1326 pages of pure character development. The Stand is ambitious, it is heartbreaking, it is exciting, it is flat out terrifying at times. It's been a while since I got this invested in a story as I did for this one. It is not without flaws, but the things it did right outweigh the bad.

Pros:
Characters, characters, characters. Not only does The Stand feature a huge number of characters, each one is exquisitely crafted. Every one, from Stu Redman to Larry Underwood, from Nick Andros to Lloyd Henreid is given a life, a personality and a believable journey that takes them from regular run of the mill people to the heroes and villains of one of Stephen King's most acclaimed epics.

Plot and pacing:
The Stand is HUUUUGE. And for a book this long you would expect many slow moments, and while there definitely are some dull moments the story is constantly moving to a satisfying degree. The novel is divided into three clearly distinct parts, giving a satisfying feel of progression and closure. The last section of the book flies by.

● ● ●

WHAT YOU NEED TO DO
1) Name every character of The Stand that the review of the novel mentions by name.
2) Answer these questions from the review of The Stand:
(a) How many pages does the reviewer give for the book?
(b) Into how many distinct parts is the novel divided?
(c) Which section of the book does the reviewer say flies by?
3) Pick up the review of The Stand after its final sentence and keep writing it.

EXTRACTED MATERIAL
● ● ●

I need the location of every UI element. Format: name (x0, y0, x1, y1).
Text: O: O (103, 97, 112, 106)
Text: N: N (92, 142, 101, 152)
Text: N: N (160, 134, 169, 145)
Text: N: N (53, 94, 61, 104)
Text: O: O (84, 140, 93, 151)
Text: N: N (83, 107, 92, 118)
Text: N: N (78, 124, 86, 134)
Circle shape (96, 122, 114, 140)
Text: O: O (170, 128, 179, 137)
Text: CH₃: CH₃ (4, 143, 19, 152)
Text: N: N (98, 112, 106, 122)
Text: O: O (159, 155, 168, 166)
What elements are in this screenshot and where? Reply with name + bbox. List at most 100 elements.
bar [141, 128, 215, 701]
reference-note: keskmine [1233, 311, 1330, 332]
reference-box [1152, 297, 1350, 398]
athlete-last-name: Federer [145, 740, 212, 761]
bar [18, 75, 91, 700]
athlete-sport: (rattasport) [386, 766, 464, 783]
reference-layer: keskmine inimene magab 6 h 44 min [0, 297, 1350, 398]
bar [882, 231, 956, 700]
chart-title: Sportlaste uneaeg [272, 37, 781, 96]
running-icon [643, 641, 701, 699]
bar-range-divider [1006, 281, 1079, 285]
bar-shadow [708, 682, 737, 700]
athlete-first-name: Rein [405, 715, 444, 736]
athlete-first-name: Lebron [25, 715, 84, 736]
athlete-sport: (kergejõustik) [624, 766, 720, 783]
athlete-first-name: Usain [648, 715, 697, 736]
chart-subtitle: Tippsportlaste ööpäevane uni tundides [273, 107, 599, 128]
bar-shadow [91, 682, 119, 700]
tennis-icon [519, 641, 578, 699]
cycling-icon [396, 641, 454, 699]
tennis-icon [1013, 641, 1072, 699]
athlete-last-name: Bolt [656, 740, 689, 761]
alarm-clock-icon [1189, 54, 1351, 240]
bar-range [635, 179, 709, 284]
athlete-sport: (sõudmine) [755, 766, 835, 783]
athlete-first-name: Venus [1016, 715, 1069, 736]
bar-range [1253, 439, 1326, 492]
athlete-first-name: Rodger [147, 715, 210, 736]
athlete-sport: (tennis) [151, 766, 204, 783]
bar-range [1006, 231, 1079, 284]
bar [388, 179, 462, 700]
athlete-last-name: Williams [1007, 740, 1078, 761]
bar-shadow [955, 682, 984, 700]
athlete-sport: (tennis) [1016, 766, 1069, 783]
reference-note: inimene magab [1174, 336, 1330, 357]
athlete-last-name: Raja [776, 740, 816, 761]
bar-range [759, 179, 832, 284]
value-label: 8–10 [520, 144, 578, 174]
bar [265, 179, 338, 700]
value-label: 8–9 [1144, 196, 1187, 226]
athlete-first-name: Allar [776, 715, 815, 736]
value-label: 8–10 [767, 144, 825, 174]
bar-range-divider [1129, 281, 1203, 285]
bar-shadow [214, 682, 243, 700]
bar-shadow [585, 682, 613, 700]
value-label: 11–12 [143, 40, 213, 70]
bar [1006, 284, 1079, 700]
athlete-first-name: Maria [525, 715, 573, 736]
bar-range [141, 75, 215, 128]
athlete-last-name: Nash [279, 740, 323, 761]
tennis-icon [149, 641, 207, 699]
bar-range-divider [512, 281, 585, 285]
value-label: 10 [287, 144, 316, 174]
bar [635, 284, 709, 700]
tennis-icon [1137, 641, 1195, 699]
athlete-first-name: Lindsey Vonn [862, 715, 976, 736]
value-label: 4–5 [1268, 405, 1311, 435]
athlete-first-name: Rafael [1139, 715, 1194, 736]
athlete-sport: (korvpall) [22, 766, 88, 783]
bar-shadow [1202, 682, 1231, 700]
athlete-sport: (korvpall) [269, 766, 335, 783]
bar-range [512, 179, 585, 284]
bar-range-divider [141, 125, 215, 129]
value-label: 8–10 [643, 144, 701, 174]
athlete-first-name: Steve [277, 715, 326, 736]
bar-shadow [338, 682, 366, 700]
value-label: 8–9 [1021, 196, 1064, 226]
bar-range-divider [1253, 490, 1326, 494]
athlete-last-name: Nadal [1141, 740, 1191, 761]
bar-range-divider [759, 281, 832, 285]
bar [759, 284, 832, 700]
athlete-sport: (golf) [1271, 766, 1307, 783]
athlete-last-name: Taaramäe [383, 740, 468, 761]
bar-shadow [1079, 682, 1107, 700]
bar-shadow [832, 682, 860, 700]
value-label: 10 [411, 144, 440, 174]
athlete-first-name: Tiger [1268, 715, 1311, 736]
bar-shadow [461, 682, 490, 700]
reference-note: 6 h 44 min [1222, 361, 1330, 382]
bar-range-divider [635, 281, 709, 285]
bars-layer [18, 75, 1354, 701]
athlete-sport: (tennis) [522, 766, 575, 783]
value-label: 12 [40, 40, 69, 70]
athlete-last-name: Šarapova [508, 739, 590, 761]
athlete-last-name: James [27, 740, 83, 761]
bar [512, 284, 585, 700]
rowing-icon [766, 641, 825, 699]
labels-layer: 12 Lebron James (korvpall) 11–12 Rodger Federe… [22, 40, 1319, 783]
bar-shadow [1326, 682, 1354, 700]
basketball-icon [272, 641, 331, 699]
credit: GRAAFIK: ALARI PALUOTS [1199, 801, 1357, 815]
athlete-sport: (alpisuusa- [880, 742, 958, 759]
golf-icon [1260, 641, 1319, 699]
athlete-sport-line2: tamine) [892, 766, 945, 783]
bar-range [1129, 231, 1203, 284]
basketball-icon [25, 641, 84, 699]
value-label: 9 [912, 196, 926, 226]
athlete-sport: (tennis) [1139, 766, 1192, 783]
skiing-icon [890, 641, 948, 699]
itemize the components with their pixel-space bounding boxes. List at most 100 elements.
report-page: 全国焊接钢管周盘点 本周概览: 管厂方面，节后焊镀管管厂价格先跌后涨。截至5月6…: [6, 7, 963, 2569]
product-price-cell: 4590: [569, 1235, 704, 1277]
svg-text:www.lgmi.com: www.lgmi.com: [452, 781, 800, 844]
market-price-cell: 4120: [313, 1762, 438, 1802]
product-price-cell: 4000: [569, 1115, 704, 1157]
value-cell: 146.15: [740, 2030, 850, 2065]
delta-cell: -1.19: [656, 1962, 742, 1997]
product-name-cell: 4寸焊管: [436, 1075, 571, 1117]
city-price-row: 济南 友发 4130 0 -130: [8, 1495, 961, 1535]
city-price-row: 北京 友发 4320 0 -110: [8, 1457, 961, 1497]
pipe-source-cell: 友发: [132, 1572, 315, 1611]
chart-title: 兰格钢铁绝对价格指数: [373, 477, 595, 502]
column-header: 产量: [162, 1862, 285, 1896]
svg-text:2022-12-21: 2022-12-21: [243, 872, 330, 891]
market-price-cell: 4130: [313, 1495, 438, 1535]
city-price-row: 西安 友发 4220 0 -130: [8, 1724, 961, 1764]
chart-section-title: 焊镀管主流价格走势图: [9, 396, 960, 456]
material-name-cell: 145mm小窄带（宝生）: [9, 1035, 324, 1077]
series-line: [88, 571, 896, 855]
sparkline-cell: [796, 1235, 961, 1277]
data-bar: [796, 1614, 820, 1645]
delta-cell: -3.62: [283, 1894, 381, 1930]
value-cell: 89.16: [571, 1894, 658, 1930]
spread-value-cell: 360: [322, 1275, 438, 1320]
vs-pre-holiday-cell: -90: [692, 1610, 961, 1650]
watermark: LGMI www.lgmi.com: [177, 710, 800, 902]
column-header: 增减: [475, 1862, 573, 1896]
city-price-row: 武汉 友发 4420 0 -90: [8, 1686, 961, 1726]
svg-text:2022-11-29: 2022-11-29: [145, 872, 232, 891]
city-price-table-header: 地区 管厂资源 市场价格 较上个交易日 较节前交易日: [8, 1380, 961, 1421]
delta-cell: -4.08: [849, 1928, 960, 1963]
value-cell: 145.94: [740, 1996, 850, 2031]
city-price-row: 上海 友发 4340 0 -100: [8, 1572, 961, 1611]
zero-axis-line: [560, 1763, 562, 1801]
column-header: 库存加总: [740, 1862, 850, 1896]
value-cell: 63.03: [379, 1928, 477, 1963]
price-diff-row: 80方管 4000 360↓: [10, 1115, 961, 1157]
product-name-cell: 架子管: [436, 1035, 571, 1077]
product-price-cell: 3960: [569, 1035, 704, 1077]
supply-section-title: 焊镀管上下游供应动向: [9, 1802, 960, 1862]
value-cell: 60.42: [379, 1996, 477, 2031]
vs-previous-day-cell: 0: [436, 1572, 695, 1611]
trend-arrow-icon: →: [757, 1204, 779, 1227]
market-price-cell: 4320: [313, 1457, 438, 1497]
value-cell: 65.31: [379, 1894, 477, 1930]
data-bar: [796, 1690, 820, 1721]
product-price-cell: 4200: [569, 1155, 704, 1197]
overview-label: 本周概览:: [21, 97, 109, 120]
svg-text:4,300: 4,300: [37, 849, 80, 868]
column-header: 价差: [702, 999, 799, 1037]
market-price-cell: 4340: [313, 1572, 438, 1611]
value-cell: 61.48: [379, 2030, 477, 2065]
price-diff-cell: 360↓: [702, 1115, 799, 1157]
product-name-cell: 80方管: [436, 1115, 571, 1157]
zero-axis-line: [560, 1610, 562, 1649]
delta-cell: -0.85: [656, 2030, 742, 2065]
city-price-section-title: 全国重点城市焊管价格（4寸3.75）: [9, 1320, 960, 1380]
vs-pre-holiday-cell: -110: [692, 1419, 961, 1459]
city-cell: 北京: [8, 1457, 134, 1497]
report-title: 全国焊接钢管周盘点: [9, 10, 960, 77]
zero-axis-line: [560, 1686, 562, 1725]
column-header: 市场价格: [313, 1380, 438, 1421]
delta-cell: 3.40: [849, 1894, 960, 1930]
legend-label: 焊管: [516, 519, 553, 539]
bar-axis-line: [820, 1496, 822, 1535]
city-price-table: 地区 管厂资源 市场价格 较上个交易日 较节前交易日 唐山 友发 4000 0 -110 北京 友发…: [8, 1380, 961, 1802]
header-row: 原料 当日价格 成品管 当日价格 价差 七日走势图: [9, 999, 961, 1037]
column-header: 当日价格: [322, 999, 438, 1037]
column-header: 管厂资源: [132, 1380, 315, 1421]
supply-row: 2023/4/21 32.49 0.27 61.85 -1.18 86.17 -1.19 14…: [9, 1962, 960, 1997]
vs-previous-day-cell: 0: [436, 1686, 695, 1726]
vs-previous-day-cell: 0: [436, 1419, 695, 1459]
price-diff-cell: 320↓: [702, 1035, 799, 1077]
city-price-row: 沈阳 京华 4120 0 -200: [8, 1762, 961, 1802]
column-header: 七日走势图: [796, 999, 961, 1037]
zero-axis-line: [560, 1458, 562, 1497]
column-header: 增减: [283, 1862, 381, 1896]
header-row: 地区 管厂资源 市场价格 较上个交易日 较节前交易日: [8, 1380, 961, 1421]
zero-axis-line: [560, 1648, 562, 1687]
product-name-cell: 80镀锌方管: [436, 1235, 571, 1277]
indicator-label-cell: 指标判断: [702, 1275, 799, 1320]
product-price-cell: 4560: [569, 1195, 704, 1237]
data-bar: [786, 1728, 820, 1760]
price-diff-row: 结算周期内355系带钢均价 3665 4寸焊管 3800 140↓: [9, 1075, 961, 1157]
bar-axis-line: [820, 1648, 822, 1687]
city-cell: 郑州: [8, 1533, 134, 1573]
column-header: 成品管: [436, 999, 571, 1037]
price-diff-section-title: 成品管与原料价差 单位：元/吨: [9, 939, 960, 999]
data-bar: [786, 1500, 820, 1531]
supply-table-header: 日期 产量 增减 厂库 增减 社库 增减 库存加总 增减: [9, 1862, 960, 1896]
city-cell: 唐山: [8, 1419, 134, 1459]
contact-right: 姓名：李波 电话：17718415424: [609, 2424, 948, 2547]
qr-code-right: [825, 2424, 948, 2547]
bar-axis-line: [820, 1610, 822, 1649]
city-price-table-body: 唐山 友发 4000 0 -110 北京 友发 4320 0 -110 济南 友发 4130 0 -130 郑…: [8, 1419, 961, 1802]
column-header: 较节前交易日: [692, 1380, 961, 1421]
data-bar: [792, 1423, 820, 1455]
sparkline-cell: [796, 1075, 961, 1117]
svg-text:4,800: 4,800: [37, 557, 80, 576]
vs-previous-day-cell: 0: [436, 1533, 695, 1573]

● ● ●

EXPECTED ANSWERS
1) Stu Redman, Larry Underwood, Nick Andros, Lloyd Henreid

2)
(a) 1326 pages
(b) Three
(c) The last section

3)
Emotional moments:
Due to the deep character work done all of the truly important moments hit. Even beginning with the deaths due to the superflu. Even those characters that you know will die, like Frannie's parents and Larry's mom, do manage to make a profound impact on the reader. The latter moments can be a bit unexpected and in some cases pretty devastating.

Randall Flagg:
Here's a villain that not only is utterly terrifying, but that at times also feels human, even when he clearly seems to be anything but. The connection with the larger King mythos also helps, but even without knowledge of his involvement in other Stephen King stories, Randall Flagg does evoke a sense of dread few other villains get to accomplish.

Cons:
The soft magic "system" , or perhaps the lack of a system. Now, I know that The Dark Tower established an interconnected magic system throughout most of King's works and The Stand does make allusions to the concepts of ka and the shinning, but as a self contained story the magic is a bit too obscure. This works just fine for the villain, but the conclusion is a bit confusing as that last scene in Vegas doesn't seem to have an explanation within the context of the story.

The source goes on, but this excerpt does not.